───── Supplied entries

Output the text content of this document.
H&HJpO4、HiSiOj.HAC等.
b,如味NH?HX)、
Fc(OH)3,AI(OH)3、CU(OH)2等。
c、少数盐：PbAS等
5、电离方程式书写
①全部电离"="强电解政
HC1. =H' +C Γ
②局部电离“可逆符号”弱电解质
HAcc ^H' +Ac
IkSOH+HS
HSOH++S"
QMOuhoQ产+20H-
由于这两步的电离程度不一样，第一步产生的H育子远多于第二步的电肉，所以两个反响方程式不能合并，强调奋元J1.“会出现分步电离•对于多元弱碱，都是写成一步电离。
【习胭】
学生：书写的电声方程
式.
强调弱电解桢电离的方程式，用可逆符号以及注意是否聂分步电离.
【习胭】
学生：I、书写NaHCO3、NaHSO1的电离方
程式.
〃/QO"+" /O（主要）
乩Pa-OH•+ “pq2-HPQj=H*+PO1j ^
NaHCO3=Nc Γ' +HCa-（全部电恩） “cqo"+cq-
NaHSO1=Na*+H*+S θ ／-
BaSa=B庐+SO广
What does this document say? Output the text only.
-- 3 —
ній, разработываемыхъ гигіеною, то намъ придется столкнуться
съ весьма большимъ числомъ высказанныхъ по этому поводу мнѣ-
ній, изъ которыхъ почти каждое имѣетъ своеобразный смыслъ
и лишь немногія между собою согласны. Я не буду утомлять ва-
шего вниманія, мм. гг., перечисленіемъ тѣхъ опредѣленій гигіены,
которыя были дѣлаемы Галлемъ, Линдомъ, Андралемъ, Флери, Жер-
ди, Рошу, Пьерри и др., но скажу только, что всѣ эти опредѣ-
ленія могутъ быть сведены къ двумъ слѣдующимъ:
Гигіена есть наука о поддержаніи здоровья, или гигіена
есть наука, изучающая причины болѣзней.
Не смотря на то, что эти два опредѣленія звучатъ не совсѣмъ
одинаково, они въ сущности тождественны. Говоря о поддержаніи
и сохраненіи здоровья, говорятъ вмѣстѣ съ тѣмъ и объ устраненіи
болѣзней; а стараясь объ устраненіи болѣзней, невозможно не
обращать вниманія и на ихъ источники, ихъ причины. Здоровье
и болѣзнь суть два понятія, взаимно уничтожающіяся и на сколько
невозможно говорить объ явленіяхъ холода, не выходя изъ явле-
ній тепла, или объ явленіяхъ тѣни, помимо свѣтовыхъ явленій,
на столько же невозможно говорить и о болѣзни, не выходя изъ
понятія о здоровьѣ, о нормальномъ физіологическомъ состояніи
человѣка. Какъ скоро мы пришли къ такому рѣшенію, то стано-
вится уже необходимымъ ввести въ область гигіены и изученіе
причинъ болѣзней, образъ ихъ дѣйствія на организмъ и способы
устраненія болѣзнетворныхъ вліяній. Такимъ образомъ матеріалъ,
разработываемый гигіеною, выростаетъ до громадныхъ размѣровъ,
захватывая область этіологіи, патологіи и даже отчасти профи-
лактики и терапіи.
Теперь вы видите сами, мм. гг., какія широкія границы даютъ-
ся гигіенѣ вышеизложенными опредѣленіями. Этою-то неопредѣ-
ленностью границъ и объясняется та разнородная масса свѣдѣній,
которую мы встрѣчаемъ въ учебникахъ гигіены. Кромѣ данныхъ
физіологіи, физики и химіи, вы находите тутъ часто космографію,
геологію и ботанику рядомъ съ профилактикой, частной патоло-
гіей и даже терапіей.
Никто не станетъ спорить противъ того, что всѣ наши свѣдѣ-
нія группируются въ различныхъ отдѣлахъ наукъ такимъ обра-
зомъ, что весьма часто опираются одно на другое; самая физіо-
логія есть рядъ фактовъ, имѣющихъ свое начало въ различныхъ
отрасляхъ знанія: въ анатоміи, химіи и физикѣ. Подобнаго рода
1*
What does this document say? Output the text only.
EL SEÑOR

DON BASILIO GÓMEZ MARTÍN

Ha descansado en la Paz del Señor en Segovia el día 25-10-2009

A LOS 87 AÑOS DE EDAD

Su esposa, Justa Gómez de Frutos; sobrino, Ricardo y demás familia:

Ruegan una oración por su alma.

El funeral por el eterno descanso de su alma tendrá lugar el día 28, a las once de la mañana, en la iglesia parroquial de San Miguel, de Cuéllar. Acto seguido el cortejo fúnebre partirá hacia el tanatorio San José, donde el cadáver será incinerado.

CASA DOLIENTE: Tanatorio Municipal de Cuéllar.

──────────

_To do_
Exactly reproduce every line found in the records.

_The completed task_
Output the text content of this document.
H&HJpO4、HiSiOj.HAC等.
b,如味NH?HX)、
Fc(OH)3,AI(OH)3、CU(OH)2等。
c、少数盐：PbAS等
5、电离方程式书写
①全部电离"="强电解政
HC1. =H' +C Γ
②局部电离“可逆符号”弱电解质
HAcc ^H' +Ac
IkSOH+HS
HSOH++S"
QMOuhoQ产+20H-
由于这两步的电离程度不一样，第一步产生的H育子远多于第二步的电肉，所以两个反响方程式不能合并，强调奋元J1.“会出现分步电离•对于多元弱碱，都是写成一步电离。
【习胭】
学生：书写的电声方程
式.
强调弱电解桢电离的方程式，用可逆符号以及注意是否聂分步电离.
【习胭】
学生：I、书写NaHCO3、NaHSO1的电离方
程式.
〃/QO"+" /O（主要）
乩Pa-OH•+ “pq2-HPQj=H*+PO1j ^
NaHCO3=Nc Γ' +HCa-（全部电恩） “cqo"+cq-
NaHSO1=Na*+H*+S θ ／-
BaSa=B庐+SO广
What does this document say? Output the text only.
-- 3 —
ній, разработываемыхъ гигіеною, то намъ придется столкнуться
съ весьма большимъ числомъ высказанныхъ по этому поводу мнѣ-
ній, изъ которыхъ почти каждое имѣетъ своеобразный смыслъ
и лишь немногія между собою согласны. Я не буду утомлять ва-
шего вниманія, мм. гг., перечисленіемъ тѣхъ опредѣленій гигіены,
которыя были дѣлаемы Галлемъ, Линдомъ, Андралемъ, Флери, Жер-
ди, Рошу, Пьерри и др., но скажу только, что всѣ эти опредѣ-
ленія могутъ быть сведены къ двумъ слѣдующимъ:
Гигіена есть наука о поддержаніи здоровья, или гигіена
есть наука, изучающая причины болѣзней.
Не смотря на то, что эти два опредѣленія звучатъ не совсѣмъ
одинаково, они въ сущности тождественны. Говоря о поддержаніи
и сохраненіи здоровья, говорятъ вмѣстѣ съ тѣмъ и объ устраненіи
болѣзней; а стараясь объ устраненіи болѣзней, невозможно не
обращать вниманія и на ихъ источники, ихъ причины. Здоровье
и болѣзнь суть два понятія, взаимно уничтожающіяся и на сколько
невозможно говорить объ явленіяхъ холода, не выходя изъ явле-
ній тепла, или объ явленіяхъ тѣни, помимо свѣтовыхъ явленій,
на столько же невозможно говорить и о болѣзни, не выходя изъ
понятія о здоровьѣ, о нормальномъ физіологическомъ состояніи
человѣка. Какъ скоро мы пришли къ такому рѣшенію, то стано-
вится уже необходимымъ ввести въ область гигіены и изученіе
причинъ болѣзней, образъ ихъ дѣйствія на организмъ и способы
устраненія болѣзнетворныхъ вліяній. Такимъ образомъ матеріалъ,
разработываемый гигіеною, выростаетъ до громадныхъ размѣровъ,
захватывая область этіологіи, патологіи и даже отчасти профи-
лактики и терапіи.
Теперь вы видите сами, мм. гг., какія широкія границы даютъ-
ся гигіенѣ вышеизложенными опредѣленіями. Этою-то неопредѣ-
ленностью границъ и объясняется та разнородная масса свѣдѣній,
которую мы встрѣчаемъ въ учебникахъ гигіены. Кромѣ данныхъ
физіологіи, физики и химіи, вы находите тутъ часто космографію,
геологію и ботанику рядомъ съ профилактикой, частной патоло-
гіей и даже терапіей.
Никто не станетъ спорить противъ того, что всѣ наши свѣдѣ-
нія группируются въ различныхъ отдѣлахъ наукъ такимъ обра-
зомъ, что весьма часто опираются одно на другое; самая физіо-
логія есть рядъ фактовъ, имѣющихъ свое начало въ различныхъ
отрасляхъ знанія: въ анатоміи, химіи и физикѣ. Подобнаго рода
1*
What does this document say? Output the text only.
EL SEÑOR

DON BASILIO GÓMEZ MARTÍN

Ha descansado en la Paz del Señor en Segovia el día 25-10-2009

A LOS 87 AÑOS DE EDAD

Su esposa, Justa Gómez de Frutos; sobrino, Ricardo y demás familia:

Ruegan una oración por su alma.

El funeral por el eterno descanso de su alma tendrá lugar el día 28, a las once de la mañana, en la iglesia parroquial de San Miguel, de Cuéllar. Acto seguido el cortejo fúnebre partirá hacia el tanatorio San José, donde el cadáver será incinerado.

CASA DOLIENTE: Tanatorio Municipal de Cuéllar.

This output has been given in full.